[Data listing]
——————

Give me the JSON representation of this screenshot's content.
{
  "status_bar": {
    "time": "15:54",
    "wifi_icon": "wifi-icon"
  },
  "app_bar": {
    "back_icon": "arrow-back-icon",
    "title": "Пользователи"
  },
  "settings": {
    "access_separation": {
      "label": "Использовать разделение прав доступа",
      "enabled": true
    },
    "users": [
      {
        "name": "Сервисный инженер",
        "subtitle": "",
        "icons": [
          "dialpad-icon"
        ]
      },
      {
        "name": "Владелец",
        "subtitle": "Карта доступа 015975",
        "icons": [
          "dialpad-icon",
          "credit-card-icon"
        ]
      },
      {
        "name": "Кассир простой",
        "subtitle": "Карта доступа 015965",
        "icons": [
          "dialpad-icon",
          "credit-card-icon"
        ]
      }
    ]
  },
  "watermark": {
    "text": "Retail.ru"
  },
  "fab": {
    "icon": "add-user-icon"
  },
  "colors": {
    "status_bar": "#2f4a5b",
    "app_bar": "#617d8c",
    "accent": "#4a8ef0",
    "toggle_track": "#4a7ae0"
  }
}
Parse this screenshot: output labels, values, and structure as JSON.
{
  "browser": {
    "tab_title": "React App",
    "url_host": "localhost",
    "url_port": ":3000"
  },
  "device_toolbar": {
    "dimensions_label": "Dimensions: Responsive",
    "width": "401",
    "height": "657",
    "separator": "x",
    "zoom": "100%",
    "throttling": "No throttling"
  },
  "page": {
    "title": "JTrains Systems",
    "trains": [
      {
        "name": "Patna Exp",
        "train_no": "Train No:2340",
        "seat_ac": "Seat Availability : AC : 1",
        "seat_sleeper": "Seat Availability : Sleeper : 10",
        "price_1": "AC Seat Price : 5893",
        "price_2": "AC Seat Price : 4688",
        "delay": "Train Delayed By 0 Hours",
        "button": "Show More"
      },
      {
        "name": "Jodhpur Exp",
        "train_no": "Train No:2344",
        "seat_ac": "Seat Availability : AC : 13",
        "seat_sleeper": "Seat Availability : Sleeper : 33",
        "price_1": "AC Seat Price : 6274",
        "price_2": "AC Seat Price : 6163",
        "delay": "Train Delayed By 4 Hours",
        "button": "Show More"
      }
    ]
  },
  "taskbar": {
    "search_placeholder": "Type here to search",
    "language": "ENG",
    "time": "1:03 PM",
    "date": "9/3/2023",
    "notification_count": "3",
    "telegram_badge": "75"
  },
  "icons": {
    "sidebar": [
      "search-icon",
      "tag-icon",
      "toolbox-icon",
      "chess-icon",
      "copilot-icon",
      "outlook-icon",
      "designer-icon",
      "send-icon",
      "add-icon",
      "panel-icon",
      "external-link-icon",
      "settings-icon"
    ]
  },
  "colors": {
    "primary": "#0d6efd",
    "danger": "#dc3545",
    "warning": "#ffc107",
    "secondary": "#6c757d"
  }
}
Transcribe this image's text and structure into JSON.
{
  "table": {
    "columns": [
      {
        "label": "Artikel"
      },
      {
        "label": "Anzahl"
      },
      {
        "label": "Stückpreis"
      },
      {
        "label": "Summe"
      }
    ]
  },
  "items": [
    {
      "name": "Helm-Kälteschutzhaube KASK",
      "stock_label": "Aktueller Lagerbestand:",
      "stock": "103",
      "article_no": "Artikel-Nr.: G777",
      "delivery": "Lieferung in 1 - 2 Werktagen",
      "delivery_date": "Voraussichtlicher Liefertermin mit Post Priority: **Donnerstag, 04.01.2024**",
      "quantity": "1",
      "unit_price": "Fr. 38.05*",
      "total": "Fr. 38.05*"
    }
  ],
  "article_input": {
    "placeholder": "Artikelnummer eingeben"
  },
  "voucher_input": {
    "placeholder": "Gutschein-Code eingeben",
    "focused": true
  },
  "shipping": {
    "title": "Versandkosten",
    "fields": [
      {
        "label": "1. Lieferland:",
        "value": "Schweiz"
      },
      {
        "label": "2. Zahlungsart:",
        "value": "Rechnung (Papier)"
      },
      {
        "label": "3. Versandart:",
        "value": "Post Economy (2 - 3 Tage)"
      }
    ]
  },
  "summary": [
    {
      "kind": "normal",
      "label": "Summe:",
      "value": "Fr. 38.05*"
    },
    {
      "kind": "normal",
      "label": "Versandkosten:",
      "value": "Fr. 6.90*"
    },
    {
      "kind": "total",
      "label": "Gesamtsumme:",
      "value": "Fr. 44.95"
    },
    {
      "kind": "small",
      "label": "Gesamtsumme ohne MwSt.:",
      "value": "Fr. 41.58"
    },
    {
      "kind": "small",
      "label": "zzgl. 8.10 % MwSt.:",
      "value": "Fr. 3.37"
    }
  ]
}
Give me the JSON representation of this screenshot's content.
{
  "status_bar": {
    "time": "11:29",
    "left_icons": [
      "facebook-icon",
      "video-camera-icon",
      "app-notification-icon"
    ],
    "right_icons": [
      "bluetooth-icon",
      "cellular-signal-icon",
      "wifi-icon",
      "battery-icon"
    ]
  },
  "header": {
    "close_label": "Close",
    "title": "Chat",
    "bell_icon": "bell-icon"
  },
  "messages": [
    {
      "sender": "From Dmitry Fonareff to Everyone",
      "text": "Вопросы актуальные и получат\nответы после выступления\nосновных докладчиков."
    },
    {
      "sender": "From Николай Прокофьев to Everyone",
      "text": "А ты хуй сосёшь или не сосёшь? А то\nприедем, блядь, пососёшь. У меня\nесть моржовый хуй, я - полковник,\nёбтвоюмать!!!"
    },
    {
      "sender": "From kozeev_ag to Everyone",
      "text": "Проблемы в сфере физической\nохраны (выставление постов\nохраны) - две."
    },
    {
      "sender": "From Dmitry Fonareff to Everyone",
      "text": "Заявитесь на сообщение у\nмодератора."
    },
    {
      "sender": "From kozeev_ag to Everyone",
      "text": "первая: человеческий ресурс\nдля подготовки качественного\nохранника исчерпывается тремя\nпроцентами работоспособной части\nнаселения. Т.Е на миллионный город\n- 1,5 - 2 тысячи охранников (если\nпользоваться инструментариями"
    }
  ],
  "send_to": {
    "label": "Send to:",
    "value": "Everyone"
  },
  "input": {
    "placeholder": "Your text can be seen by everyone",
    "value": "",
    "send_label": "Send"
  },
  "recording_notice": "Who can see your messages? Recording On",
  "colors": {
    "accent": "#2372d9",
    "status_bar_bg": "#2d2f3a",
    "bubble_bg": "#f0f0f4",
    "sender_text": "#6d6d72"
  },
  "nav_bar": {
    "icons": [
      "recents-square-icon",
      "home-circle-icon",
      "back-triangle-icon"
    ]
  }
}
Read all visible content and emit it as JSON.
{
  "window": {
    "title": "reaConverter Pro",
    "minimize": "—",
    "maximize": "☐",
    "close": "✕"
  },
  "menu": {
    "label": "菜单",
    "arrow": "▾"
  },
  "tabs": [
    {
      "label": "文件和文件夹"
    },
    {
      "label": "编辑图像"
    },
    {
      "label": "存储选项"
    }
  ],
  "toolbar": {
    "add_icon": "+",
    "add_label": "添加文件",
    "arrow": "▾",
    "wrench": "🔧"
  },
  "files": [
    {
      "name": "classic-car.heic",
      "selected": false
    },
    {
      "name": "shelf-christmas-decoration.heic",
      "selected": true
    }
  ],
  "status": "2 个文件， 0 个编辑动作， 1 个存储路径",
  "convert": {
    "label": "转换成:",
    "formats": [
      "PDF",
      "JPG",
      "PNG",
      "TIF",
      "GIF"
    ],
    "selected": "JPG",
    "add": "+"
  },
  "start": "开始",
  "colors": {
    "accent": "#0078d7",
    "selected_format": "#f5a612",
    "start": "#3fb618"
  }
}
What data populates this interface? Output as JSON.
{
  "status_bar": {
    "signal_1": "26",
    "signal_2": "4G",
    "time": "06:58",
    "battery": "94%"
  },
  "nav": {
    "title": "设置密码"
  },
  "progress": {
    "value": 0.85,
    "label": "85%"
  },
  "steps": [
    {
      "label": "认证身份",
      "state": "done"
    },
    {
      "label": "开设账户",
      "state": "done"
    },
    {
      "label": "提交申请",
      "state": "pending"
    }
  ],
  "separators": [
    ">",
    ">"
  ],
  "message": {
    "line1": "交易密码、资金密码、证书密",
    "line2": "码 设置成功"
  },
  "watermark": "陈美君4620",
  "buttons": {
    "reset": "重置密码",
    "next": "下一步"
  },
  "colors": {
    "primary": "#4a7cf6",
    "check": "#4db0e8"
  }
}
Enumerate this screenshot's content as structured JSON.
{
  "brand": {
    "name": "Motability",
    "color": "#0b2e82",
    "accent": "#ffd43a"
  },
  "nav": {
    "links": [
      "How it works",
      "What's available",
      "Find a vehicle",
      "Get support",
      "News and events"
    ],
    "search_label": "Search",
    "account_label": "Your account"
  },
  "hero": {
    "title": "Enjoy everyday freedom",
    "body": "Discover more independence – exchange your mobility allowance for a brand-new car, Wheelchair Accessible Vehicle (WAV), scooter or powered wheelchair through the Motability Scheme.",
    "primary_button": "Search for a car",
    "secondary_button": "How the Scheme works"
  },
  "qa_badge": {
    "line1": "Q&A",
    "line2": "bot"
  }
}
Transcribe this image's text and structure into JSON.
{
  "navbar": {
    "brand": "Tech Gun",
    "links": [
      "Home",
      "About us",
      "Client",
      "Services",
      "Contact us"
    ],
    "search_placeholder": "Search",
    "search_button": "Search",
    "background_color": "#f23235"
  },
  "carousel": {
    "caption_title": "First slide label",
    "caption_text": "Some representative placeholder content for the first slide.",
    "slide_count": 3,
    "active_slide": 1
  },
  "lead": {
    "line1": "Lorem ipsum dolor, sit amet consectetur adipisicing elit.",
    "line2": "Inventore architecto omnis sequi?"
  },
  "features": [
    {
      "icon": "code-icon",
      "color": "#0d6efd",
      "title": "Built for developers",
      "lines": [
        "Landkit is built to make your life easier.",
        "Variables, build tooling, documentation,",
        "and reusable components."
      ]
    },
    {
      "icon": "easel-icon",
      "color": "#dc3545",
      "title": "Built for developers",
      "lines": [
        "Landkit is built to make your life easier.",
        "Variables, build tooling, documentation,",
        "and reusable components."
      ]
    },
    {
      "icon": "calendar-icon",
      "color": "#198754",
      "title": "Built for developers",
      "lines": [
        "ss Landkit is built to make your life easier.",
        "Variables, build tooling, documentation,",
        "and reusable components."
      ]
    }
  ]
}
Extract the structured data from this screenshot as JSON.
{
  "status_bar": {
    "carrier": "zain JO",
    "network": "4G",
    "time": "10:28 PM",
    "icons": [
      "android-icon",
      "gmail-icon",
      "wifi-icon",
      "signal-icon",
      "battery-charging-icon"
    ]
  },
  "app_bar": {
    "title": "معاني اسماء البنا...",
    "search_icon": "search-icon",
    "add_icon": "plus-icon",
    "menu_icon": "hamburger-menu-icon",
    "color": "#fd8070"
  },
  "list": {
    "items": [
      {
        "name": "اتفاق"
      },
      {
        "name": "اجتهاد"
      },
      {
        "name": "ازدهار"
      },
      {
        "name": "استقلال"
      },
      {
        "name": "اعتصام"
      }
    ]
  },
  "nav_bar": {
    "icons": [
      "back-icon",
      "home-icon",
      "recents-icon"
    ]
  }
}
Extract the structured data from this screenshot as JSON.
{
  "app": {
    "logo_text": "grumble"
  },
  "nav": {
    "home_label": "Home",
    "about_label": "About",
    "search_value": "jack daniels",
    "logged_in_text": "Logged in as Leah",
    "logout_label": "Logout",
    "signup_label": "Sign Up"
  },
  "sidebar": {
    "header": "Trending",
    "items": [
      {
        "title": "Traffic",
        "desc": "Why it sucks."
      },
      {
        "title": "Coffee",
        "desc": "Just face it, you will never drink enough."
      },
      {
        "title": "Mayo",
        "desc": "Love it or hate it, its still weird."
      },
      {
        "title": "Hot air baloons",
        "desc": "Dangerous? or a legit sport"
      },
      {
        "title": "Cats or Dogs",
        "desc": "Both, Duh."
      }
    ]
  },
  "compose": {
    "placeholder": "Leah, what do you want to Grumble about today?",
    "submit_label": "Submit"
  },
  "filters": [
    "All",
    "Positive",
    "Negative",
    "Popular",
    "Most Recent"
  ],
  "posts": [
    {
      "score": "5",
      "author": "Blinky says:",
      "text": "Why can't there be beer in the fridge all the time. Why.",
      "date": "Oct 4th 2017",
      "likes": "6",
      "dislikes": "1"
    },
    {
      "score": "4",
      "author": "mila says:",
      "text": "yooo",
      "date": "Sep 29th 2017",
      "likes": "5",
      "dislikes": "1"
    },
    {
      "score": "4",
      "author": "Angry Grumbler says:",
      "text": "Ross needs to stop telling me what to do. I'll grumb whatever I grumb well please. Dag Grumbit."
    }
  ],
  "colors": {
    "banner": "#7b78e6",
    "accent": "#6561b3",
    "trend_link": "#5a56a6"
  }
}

——————

▸ **TASK BRIEF**
Write only the number of lines in the records that include the word "Seat".

▸ **FULL OUTPUT**
8